Read through the data and report every line in which the word "xlabel" occurs.

* Start The data *

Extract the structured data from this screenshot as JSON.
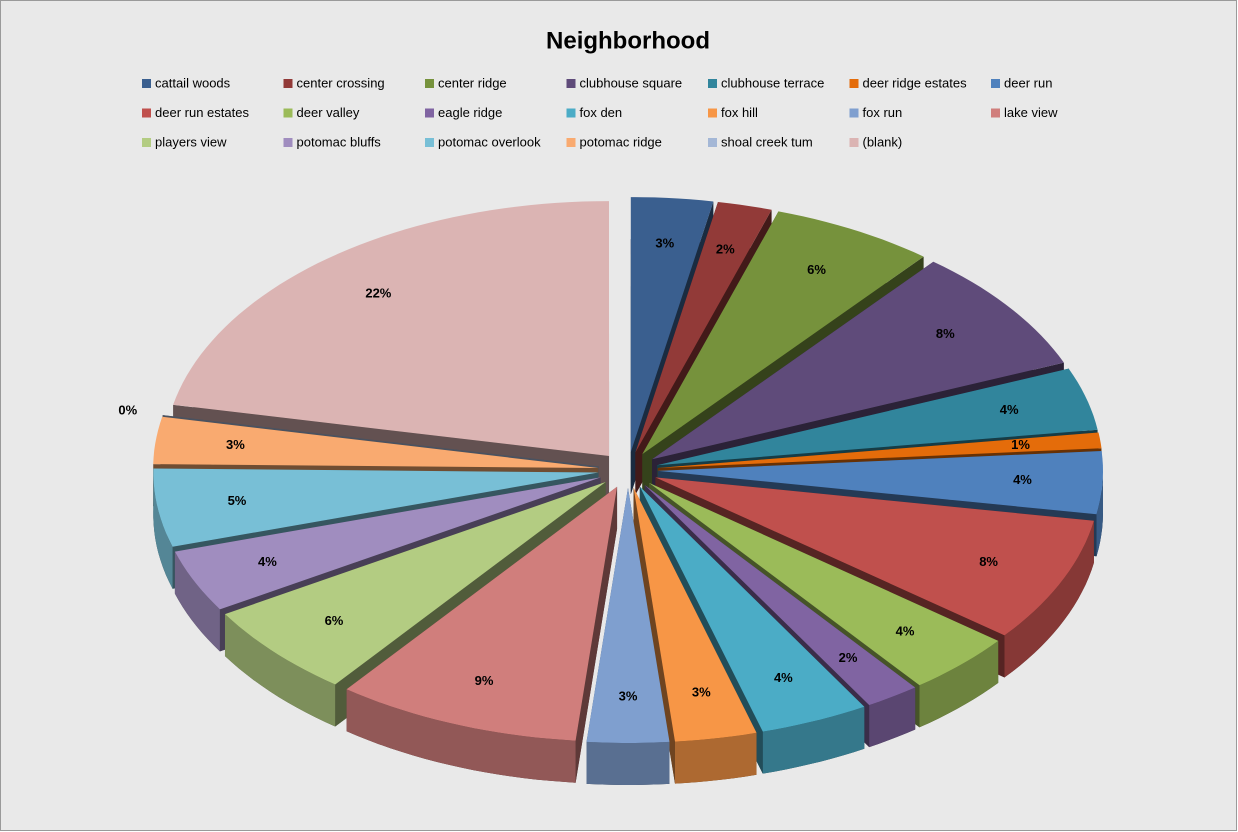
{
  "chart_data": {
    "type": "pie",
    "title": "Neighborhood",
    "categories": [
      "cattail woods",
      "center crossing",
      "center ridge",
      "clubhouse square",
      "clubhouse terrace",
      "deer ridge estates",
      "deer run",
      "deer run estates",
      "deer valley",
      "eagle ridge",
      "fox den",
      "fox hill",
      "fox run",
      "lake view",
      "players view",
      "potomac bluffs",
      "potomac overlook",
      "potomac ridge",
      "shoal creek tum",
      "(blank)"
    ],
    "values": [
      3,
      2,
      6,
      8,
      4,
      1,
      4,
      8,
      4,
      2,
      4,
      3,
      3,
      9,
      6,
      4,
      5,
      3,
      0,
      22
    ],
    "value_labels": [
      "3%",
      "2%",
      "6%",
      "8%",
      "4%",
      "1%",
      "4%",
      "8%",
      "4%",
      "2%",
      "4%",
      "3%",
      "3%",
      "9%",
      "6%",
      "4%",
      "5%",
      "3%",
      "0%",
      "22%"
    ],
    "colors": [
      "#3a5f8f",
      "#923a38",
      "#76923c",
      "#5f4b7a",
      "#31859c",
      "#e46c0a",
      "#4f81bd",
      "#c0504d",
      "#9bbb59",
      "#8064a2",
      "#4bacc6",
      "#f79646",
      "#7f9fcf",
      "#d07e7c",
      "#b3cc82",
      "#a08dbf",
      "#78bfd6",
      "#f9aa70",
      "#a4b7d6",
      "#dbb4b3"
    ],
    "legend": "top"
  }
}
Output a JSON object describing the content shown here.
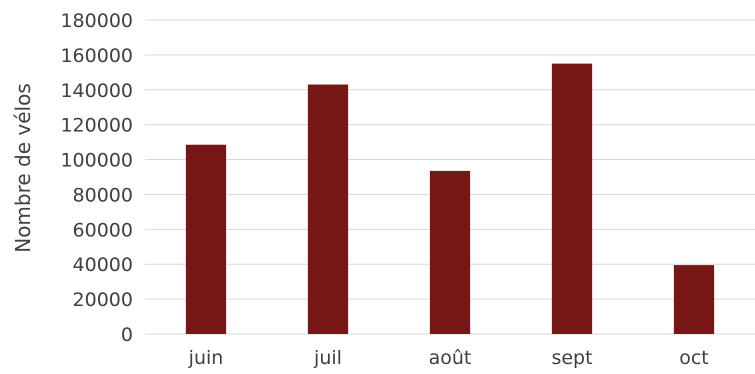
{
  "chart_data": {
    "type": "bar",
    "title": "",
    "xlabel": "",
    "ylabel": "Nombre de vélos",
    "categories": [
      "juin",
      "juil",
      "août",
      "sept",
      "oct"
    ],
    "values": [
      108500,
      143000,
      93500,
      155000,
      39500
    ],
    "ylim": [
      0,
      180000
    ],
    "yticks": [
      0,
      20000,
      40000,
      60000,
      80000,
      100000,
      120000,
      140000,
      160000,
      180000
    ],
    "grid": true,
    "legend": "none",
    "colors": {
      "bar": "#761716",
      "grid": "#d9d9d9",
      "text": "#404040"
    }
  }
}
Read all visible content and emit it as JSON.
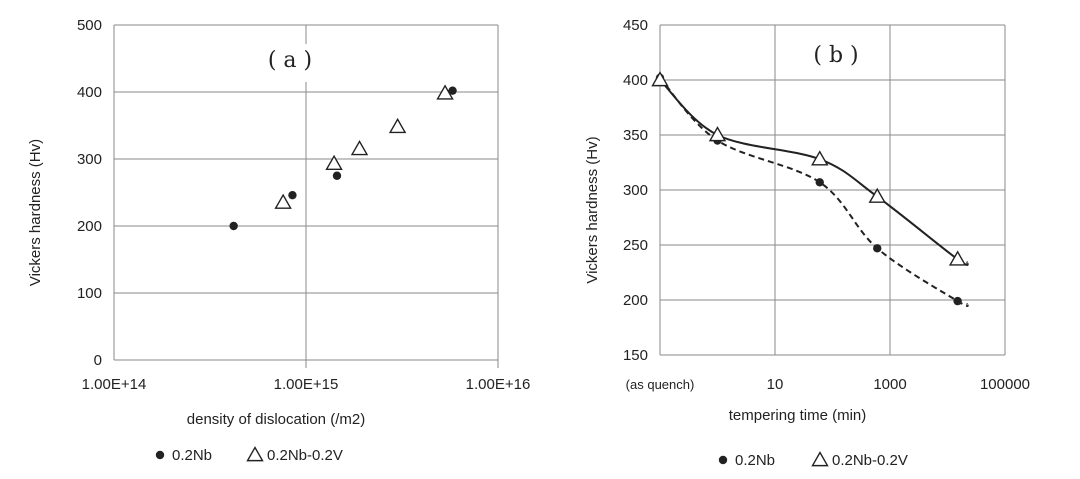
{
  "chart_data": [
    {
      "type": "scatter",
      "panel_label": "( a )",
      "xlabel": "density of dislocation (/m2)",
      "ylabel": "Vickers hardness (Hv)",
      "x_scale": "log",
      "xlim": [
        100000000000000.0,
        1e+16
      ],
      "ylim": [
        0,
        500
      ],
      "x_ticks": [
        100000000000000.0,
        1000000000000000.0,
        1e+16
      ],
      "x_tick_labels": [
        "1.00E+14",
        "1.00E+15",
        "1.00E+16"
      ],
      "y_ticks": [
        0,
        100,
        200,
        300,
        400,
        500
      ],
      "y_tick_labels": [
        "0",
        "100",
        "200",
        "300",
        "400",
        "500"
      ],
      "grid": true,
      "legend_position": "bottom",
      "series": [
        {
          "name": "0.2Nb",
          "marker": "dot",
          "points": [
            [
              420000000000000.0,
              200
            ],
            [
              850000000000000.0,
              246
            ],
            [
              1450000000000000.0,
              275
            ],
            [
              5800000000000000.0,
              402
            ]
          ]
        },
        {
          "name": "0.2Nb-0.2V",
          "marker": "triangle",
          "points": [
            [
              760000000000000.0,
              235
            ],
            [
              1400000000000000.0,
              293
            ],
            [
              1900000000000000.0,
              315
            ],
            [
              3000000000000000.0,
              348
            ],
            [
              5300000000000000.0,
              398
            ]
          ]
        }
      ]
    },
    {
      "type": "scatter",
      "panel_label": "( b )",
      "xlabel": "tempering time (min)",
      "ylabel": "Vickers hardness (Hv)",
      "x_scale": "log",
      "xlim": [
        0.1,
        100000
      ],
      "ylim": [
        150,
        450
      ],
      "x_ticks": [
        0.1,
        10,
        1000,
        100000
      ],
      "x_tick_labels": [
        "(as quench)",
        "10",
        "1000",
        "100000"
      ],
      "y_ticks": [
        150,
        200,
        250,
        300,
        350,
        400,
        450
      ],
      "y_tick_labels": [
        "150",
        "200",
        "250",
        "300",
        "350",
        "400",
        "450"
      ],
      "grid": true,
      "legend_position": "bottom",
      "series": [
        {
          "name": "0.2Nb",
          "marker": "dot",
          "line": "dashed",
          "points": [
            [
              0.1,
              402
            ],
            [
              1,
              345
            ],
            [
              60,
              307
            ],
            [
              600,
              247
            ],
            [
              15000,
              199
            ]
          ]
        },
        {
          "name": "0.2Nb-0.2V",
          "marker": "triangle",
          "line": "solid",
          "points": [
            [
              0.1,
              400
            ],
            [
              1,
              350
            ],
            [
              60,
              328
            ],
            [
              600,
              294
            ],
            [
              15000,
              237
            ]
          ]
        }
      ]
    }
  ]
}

* End The data *
* Start The data *

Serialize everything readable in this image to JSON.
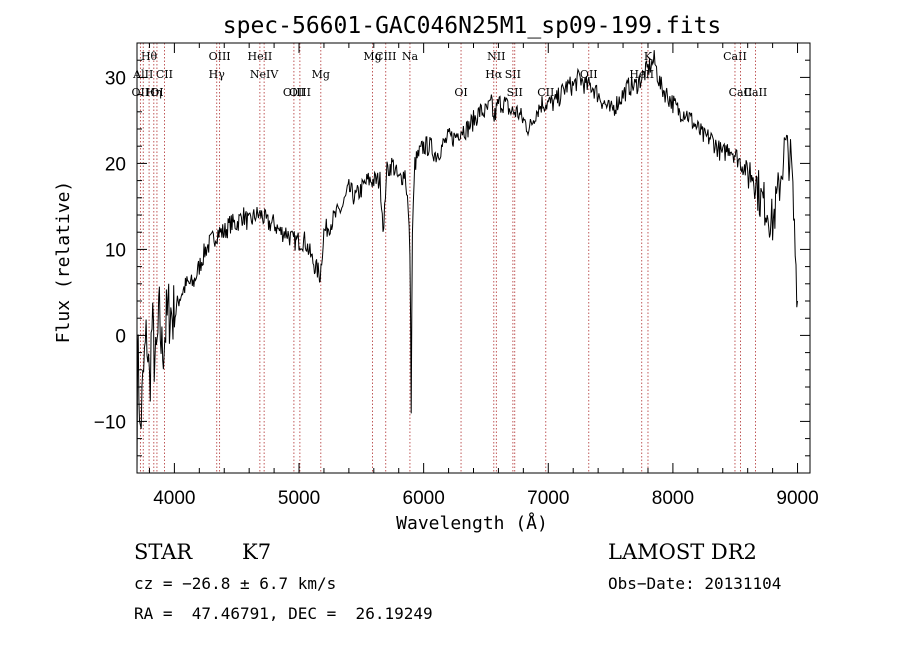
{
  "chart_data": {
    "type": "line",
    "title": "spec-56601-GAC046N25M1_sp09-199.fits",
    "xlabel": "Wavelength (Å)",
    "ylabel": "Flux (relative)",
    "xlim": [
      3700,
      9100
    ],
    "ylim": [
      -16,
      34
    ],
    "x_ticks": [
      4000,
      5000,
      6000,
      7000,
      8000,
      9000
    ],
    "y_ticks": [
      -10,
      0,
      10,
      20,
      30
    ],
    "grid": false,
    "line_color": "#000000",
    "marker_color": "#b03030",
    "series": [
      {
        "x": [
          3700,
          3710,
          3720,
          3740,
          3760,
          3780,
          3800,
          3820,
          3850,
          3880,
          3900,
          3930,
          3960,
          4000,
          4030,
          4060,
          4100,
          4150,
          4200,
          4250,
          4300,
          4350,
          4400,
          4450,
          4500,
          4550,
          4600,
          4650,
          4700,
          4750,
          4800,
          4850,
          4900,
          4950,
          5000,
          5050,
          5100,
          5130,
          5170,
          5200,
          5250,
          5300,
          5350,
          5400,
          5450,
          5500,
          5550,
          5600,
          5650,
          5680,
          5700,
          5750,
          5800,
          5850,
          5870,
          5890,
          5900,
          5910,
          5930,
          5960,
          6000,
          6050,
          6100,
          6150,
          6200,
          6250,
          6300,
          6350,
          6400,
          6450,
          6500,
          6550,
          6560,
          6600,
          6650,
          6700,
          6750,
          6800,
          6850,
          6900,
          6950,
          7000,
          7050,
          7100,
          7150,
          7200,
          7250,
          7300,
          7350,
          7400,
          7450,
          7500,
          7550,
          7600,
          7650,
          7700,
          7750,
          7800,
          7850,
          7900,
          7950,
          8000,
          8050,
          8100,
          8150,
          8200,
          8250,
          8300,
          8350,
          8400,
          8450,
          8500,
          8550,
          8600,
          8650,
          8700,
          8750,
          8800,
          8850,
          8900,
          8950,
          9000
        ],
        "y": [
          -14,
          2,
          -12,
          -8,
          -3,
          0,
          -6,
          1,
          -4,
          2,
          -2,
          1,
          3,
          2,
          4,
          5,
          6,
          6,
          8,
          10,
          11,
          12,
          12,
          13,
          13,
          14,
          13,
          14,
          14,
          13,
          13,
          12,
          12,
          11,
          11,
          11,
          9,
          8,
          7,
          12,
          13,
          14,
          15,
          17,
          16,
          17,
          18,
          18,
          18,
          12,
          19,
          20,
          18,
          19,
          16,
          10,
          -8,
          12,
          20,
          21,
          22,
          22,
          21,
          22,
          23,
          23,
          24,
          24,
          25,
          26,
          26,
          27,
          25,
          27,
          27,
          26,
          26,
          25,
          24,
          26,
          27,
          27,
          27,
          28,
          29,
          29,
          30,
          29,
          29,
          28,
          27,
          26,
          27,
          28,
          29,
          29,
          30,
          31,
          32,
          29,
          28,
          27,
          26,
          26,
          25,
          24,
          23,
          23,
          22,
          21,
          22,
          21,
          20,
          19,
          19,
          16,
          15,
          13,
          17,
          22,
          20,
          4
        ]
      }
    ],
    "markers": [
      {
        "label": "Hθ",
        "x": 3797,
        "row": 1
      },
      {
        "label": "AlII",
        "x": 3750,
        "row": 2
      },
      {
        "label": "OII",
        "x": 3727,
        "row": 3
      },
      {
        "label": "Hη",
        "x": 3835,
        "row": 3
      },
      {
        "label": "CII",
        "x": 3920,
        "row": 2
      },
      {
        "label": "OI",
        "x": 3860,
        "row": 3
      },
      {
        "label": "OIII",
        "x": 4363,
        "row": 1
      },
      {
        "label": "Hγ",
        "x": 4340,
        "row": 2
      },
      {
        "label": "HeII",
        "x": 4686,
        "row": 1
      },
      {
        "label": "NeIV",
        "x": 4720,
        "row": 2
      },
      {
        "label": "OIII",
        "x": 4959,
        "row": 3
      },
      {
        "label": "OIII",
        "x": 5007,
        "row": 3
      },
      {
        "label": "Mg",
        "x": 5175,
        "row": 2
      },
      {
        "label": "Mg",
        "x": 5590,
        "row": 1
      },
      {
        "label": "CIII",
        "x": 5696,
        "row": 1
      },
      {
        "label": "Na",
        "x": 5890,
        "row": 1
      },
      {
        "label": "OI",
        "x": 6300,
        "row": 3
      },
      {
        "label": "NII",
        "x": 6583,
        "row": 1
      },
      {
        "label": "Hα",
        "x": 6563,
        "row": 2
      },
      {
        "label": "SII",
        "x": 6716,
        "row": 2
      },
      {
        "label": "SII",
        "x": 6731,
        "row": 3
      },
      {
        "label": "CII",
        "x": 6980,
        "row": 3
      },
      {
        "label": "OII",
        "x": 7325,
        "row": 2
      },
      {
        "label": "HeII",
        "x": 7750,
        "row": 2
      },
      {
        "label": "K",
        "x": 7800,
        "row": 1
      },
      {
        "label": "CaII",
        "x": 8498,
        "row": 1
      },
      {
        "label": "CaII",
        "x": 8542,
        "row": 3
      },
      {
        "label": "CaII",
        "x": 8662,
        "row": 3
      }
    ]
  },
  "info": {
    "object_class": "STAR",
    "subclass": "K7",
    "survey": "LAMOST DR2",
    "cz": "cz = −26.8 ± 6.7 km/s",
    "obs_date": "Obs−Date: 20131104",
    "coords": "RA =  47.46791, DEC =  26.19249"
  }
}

* End The data *
* Start The data *

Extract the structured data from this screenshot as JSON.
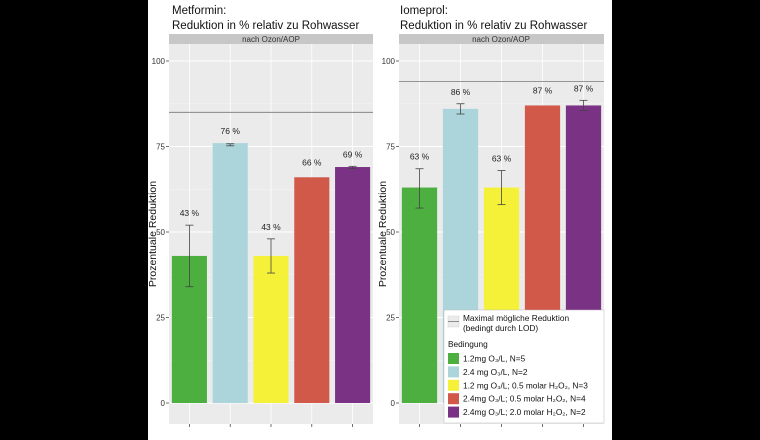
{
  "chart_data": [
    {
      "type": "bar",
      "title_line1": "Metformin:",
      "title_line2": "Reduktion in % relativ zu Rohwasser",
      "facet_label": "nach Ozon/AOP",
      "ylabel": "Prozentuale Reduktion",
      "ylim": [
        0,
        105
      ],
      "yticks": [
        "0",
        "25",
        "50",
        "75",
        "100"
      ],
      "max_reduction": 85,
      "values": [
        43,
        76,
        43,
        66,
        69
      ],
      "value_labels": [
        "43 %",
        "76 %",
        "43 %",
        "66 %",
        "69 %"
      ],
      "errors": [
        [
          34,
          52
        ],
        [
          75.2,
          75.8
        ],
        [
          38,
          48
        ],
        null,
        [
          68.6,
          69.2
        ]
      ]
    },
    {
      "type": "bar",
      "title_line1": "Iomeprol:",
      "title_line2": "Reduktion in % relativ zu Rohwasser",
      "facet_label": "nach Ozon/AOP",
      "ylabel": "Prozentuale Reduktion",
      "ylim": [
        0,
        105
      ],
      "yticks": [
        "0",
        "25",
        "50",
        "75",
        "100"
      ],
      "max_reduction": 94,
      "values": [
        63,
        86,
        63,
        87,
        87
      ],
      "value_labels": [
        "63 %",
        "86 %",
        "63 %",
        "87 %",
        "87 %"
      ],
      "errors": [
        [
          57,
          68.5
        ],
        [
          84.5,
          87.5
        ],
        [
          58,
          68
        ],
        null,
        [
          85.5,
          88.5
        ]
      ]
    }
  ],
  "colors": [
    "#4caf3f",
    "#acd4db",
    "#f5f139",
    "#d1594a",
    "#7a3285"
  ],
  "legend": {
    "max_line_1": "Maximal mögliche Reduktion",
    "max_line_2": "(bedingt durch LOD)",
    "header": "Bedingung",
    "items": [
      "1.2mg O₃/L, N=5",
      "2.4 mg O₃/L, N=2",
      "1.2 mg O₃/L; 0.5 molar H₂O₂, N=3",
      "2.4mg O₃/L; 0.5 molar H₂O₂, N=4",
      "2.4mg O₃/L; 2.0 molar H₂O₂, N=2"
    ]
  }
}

* End The data *

• Response
    "xlabel": "",
      "xlabel": "density of dislocation (/m2)",
      "xlabel": "tempering time (min)",
    "xlabel": "Wavelength (Å)",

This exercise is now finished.